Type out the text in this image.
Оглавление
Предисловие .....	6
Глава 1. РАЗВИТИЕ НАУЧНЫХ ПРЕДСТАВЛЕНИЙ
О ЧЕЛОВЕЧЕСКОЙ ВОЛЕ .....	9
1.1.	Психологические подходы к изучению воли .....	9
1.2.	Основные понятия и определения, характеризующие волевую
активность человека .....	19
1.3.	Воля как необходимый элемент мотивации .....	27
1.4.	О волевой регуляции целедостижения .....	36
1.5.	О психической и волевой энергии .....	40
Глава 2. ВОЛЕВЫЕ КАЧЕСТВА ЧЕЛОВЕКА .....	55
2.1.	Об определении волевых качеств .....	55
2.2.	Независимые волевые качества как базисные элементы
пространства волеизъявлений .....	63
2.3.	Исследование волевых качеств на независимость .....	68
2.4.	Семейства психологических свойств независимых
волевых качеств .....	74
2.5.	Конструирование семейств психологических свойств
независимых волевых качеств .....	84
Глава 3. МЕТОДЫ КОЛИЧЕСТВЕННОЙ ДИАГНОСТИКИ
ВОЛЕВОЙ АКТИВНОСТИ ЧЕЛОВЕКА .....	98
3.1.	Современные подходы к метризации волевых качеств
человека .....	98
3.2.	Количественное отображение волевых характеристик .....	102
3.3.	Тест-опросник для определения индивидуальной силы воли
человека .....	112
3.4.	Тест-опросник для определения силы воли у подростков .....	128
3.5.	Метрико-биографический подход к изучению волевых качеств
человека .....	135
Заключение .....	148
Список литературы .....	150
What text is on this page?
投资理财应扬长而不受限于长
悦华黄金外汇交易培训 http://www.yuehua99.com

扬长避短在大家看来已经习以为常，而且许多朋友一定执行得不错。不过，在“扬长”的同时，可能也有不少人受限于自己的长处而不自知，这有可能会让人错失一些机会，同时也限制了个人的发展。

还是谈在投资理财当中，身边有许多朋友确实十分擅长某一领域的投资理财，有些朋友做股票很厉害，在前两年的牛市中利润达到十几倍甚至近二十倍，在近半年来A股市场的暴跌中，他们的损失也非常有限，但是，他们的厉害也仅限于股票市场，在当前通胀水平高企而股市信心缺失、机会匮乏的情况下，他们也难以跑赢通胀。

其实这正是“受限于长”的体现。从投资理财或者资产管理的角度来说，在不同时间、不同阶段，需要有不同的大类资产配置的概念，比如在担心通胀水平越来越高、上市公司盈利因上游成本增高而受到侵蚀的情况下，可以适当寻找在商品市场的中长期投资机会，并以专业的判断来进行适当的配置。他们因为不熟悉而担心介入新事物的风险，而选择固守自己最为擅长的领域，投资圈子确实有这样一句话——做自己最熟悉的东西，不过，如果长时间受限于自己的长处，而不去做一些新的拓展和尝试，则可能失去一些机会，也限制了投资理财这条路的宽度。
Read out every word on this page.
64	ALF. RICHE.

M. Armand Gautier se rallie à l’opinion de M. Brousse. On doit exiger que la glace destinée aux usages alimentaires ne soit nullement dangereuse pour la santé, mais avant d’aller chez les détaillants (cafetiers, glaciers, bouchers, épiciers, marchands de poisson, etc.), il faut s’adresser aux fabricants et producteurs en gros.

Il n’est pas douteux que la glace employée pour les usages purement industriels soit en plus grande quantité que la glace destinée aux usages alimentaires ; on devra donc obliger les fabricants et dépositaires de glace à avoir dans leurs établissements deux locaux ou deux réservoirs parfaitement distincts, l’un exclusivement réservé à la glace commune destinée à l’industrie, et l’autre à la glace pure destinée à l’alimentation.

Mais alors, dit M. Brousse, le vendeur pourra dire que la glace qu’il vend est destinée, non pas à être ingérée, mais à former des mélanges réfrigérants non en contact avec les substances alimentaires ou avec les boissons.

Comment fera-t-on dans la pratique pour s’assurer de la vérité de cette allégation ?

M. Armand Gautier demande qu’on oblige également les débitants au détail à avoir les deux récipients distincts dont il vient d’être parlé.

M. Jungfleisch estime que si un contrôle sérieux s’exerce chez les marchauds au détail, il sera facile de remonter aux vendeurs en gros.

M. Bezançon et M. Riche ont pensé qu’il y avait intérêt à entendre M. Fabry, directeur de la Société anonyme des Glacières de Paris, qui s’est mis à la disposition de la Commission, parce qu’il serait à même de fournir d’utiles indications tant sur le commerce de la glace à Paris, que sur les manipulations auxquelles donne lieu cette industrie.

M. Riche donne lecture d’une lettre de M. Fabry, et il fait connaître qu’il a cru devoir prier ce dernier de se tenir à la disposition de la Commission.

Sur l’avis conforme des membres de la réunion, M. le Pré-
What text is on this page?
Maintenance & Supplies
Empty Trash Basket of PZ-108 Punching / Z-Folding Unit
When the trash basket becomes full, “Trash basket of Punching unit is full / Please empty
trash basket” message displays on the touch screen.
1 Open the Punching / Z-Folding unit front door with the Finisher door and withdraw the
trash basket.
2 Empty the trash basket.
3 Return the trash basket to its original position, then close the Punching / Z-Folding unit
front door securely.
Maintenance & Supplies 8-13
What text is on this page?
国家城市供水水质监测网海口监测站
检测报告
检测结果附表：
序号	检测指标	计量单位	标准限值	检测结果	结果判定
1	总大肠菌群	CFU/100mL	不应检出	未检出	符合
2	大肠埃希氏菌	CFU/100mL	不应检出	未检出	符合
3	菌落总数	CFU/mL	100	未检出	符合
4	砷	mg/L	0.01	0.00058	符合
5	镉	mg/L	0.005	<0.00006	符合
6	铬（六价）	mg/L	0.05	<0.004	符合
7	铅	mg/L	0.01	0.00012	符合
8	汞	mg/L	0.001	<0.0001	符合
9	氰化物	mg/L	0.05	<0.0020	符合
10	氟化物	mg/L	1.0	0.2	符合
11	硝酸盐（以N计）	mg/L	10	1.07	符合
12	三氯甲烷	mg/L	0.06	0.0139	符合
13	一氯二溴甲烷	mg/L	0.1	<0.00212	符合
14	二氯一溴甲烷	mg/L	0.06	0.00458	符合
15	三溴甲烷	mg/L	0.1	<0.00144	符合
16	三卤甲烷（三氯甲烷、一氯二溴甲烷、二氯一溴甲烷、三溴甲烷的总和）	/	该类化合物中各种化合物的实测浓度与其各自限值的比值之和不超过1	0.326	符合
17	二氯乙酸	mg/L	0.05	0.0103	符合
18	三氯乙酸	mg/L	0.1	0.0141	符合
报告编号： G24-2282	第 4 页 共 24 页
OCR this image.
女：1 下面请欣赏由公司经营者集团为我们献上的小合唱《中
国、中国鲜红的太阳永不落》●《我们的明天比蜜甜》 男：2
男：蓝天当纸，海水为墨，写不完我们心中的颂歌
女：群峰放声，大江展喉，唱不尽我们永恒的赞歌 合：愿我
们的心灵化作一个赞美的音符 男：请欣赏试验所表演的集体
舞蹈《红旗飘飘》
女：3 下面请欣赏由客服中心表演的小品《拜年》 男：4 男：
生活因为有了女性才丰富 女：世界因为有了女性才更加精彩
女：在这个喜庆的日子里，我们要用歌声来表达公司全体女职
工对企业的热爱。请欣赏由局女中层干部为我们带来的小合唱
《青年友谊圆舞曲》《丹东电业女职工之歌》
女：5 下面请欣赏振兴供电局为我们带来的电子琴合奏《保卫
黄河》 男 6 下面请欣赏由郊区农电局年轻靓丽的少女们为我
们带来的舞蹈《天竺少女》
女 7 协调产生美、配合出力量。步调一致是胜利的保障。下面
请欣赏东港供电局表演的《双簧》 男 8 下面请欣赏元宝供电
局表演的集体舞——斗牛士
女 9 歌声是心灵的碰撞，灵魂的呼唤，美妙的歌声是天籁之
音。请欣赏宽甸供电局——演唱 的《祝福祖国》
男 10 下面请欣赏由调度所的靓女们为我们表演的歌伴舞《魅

- STATED PROBLEM -
Pick out each line containing "силы" and report it.

- FINAL RESULT -
3.3.	Тест-опросник для определения индивидуальной силы воли
3.4.	Тест-опросник для определения силы воли у подростков .....	128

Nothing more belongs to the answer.